start

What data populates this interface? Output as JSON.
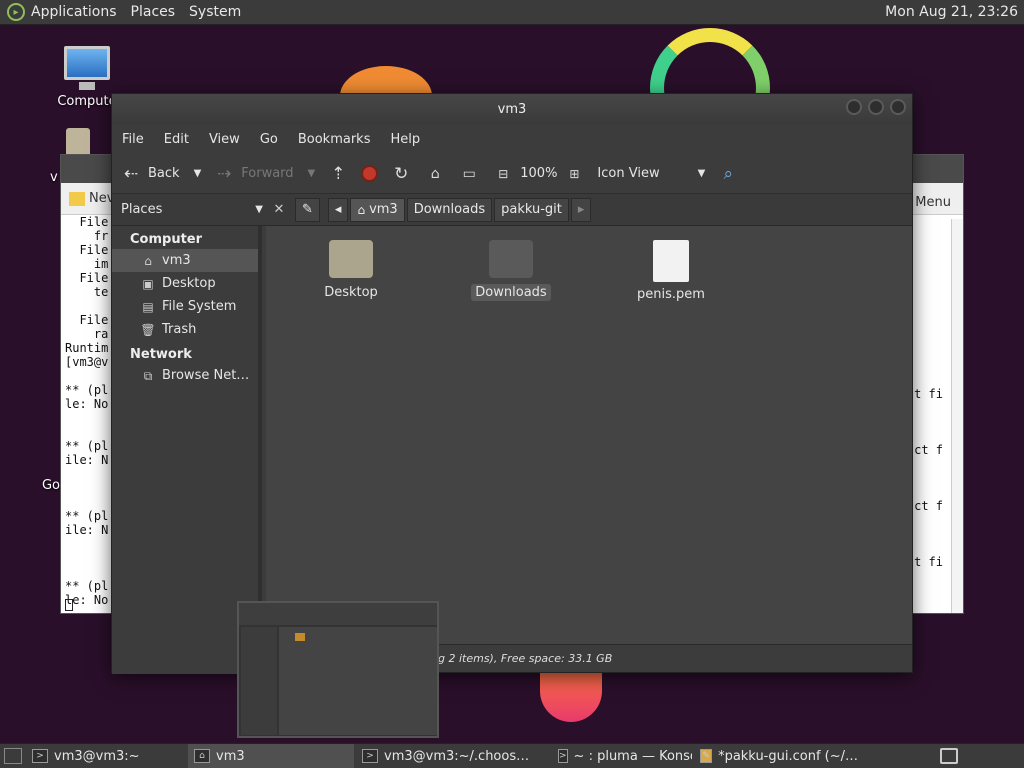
{
  "top_panel": {
    "menus": [
      "Applications",
      "Places",
      "System"
    ],
    "clock": "Mon Aug 21, 23:26"
  },
  "desktop_icons": {
    "computer": "Compute",
    "home_partial": "v",
    "go_partial": "Go"
  },
  "terminal": {
    "tab_label": "Nev",
    "menu_label": "n Menu",
    "lines": [
      "  File",
      "    fr",
      "  File",
      "    im",
      "  File",
      "    te",
      "",
      "  File",
      "    ra",
      "Runtim",
      "[vm3@v",
      "",
      "** (pl",
      "le: No",
      "",
      "",
      "** (pl",
      "ile: N",
      "",
      "",
      "",
      "** (pl",
      "ile: N",
      "",
      "",
      "",
      "** (pl",
      "le: No"
    ],
    "right_texts": [
      "t fi",
      "ct f",
      "ct f",
      "t fi"
    ]
  },
  "file_manager": {
    "title": "vm3",
    "menus": [
      "File",
      "Edit",
      "View",
      "Go",
      "Bookmarks",
      "Help"
    ],
    "toolbar": {
      "back": "Back",
      "forward": "Forward",
      "zoom": "100%",
      "view_mode": "Icon View"
    },
    "places_label": "Places",
    "breadcrumbs": [
      "vm3",
      "Downloads",
      "pakku-git"
    ],
    "sidebar": {
      "computer_header": "Computer",
      "computer_items": [
        "vm3",
        "Desktop",
        "File System",
        "Trash"
      ],
      "network_header": "Network",
      "network_items": [
        "Browse Net…"
      ]
    },
    "files": [
      "Desktop",
      "Downloads",
      "penis.pem"
    ],
    "status": "g 2 items), Free space: 33.1 GB"
  },
  "taskbar": {
    "tasks": [
      "vm3@vm3:~",
      "vm3",
      "vm3@vm3:~/.choos…",
      "~ : pluma — Konsole",
      "*pakku-gui.conf (~/…"
    ]
  },
  "colors": {
    "panel_bg": "#3b3b3b",
    "window_bg": "#3c3c3c",
    "content_bg": "#444444",
    "desktop_bg": "#2a0f2a"
  }
}
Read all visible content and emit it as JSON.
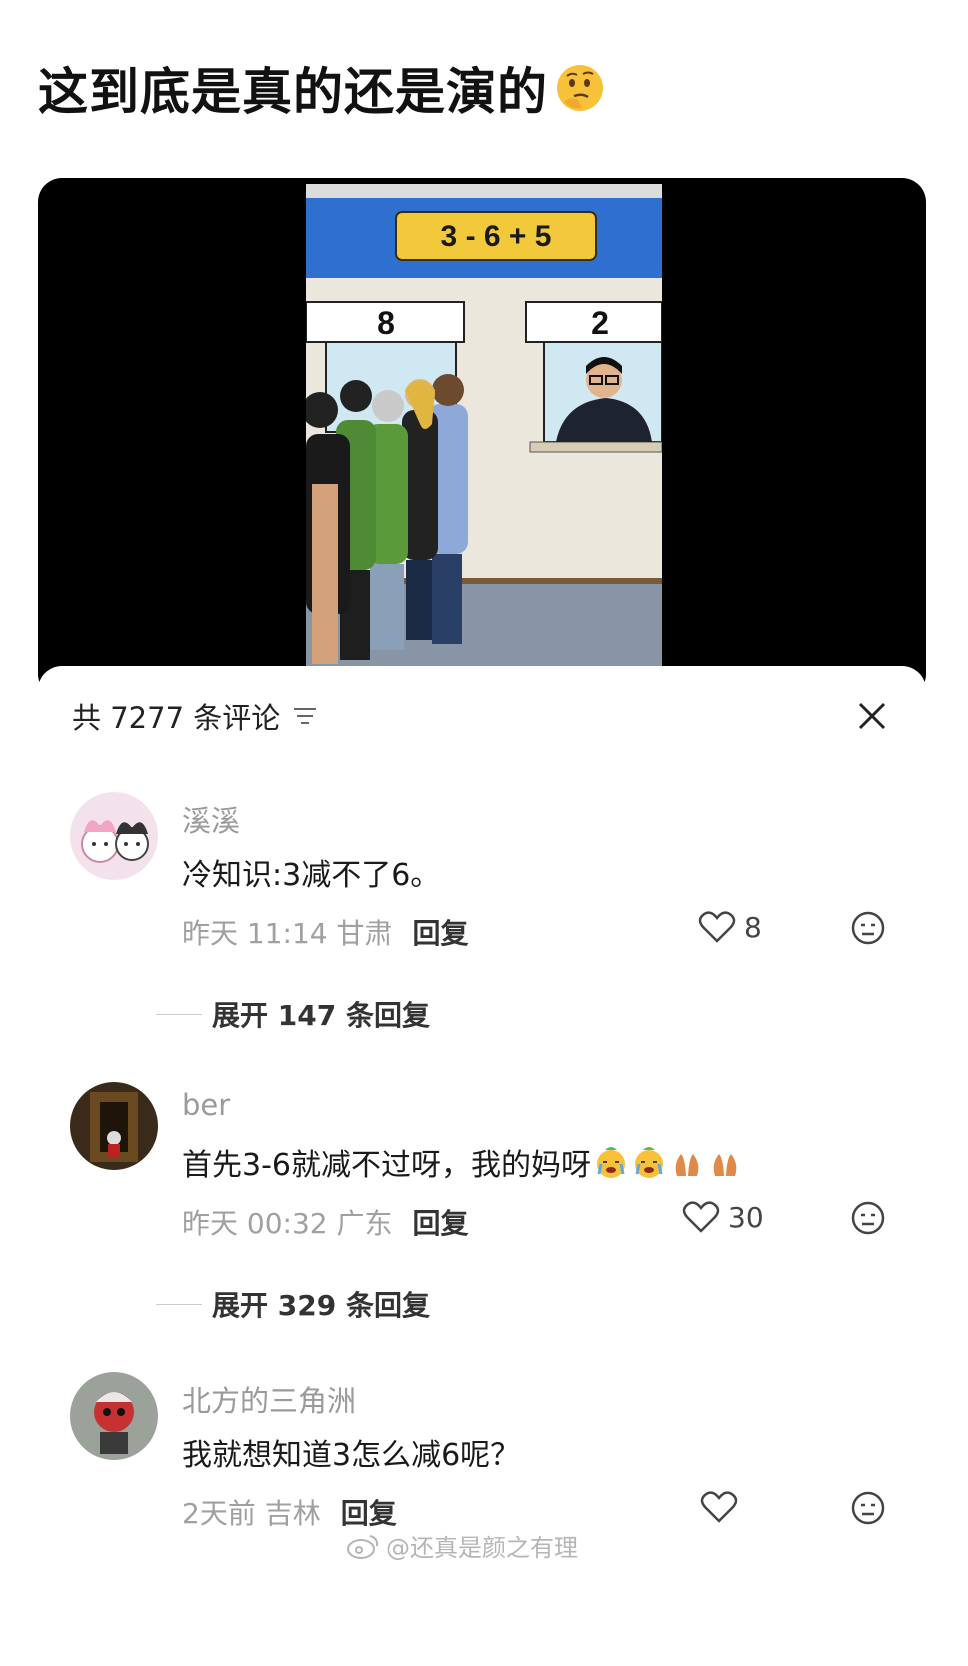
{
  "post": {
    "title": "这到底是真的还是演的",
    "title_emoji": "thinking-face-icon"
  },
  "video": {
    "equation": "3 - 6 + 5",
    "counter_left": "8",
    "counter_right": "2"
  },
  "comments_panel": {
    "header": "共 7277 条评论",
    "sort_icon": "filter-sort-icon",
    "close_icon": "close-icon"
  },
  "comments": [
    {
      "username": "溪溪",
      "text": "冷知识:3减不了6。",
      "time": "昨天 11:14 甘肃",
      "reply_label": "回复",
      "likes": "8",
      "expand": "展开 147 条回复"
    },
    {
      "username": "ber",
      "text": "首先3-6就减不过呀，我的妈呀",
      "time": "昨天 00:32 广东",
      "reply_label": "回复",
      "likes": "30",
      "expand": "展开 329 条回复"
    },
    {
      "username": "北方的三角洲",
      "text": "我就想知道3怎么减6呢？",
      "time": "2天前 吉林",
      "reply_label": "回复",
      "likes": ""
    }
  ],
  "watermark": "@还真是颜之有理",
  "colors": {
    "sign_blue": "#2f6fd0",
    "sign_yellow": "#f2c93a",
    "wall": "#ece7dc",
    "floor": "#8895a6"
  }
}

end

**WHAT THIS TASK INVOLVES:** Gather up every line from the listing above in which the word "JSON" occurs.

**WRITTEN ANSWER:**
What data populates this interface? Output as JSON.
Read all visible content and emit it as JSON.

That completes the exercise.